The task
Within the records that follow, find every line containing the string "source". Copy those lines.

Data for this exercise
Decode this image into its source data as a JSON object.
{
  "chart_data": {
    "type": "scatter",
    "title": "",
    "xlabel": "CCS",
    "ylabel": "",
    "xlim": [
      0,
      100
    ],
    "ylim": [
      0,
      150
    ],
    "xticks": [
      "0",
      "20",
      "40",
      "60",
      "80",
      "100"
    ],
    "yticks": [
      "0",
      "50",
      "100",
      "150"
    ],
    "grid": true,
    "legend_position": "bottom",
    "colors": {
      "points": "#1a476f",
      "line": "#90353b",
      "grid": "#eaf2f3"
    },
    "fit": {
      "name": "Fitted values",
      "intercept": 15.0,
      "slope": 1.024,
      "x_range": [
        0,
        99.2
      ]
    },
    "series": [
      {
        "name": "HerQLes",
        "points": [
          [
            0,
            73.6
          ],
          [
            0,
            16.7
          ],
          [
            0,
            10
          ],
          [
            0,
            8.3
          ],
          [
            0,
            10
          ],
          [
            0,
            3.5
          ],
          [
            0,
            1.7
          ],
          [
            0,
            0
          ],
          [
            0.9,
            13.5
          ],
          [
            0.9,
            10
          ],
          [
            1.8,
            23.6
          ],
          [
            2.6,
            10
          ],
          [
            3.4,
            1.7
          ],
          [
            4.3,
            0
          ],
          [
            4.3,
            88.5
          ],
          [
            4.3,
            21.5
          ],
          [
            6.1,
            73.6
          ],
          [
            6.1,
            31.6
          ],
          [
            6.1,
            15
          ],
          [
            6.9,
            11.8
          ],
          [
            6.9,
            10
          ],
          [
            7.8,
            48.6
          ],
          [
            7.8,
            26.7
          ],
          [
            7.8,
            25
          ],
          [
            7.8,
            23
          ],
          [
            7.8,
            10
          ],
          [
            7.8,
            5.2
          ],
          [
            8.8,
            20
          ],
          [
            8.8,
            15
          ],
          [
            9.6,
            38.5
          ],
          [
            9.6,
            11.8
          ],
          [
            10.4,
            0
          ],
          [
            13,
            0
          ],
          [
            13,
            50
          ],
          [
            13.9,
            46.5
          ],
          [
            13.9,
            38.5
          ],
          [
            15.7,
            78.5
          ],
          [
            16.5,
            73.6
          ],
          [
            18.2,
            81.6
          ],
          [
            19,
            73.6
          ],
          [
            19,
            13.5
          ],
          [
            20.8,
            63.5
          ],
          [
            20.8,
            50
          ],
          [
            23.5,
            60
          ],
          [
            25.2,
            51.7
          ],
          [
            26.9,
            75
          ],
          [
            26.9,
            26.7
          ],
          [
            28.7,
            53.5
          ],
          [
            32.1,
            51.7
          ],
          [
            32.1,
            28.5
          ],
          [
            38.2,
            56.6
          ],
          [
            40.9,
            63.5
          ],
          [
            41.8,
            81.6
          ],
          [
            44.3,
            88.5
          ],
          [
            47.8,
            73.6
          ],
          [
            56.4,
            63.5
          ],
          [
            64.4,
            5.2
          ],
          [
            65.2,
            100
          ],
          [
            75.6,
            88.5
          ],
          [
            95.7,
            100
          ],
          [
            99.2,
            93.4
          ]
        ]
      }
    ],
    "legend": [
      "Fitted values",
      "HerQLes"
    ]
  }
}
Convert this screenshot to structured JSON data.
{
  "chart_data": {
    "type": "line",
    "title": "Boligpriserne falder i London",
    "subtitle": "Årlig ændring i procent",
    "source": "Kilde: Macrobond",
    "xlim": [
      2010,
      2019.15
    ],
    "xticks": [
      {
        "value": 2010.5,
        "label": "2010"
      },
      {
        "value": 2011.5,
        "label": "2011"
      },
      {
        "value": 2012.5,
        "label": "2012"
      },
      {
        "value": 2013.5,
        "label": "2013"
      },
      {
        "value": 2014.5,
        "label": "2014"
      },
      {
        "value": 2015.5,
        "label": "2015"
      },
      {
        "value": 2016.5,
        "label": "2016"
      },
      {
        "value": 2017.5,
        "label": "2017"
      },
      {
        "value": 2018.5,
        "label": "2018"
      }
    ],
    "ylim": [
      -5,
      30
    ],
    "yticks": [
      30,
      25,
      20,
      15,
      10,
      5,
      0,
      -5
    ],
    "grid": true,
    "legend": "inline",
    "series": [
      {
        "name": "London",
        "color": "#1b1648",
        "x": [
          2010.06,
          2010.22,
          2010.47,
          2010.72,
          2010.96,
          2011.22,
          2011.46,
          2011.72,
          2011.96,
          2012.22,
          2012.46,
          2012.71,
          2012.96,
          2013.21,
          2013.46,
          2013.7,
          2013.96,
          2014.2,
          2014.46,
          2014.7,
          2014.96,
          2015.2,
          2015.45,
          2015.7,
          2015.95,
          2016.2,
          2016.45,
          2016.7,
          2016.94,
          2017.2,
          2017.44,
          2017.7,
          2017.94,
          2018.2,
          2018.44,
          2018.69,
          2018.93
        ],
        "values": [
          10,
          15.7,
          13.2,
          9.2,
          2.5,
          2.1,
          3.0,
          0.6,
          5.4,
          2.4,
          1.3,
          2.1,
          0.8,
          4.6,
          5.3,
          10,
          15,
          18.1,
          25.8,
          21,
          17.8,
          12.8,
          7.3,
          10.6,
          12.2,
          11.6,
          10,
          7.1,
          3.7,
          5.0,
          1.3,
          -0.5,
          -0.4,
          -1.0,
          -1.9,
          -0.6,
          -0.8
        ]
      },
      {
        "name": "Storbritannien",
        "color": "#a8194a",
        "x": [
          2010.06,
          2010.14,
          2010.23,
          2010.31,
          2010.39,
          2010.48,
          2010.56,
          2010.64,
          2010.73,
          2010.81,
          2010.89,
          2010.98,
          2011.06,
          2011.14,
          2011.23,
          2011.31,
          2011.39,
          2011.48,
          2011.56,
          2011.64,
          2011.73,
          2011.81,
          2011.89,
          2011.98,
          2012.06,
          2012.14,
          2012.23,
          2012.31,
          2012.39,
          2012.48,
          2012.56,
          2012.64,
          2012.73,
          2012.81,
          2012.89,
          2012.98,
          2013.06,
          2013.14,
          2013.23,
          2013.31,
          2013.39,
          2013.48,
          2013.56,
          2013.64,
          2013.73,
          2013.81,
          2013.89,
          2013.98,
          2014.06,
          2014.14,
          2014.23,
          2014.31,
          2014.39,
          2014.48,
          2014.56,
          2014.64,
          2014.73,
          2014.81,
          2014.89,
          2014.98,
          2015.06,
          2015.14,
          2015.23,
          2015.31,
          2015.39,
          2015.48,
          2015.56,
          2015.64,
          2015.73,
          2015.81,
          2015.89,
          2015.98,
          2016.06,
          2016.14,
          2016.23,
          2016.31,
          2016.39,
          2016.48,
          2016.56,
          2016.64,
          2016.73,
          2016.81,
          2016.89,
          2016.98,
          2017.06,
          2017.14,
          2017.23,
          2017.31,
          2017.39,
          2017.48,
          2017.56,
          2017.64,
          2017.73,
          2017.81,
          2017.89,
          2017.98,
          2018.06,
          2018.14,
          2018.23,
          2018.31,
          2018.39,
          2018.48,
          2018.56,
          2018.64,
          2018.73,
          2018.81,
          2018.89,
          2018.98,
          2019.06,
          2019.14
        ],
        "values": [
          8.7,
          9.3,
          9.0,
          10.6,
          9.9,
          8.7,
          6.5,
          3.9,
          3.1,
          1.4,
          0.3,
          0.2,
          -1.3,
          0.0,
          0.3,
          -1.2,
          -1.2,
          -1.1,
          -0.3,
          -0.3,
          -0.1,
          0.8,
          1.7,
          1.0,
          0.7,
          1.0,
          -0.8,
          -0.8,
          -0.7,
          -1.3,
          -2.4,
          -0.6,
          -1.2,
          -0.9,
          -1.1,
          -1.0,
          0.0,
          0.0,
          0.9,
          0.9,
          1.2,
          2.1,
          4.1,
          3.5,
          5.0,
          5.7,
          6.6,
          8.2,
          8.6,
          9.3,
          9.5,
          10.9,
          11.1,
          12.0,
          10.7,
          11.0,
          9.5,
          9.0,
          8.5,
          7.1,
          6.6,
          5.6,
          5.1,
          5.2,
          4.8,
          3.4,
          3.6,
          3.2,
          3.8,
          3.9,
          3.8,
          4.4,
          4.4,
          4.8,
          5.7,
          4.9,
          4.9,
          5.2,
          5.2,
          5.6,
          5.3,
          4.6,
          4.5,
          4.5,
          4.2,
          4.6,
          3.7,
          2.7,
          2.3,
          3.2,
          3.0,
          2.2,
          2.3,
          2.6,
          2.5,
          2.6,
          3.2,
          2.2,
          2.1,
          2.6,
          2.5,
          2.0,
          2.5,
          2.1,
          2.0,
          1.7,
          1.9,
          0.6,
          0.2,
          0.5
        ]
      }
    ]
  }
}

The result
Decode this image into its source data as a JSON object.
    "source": "Kilde: Macrobond",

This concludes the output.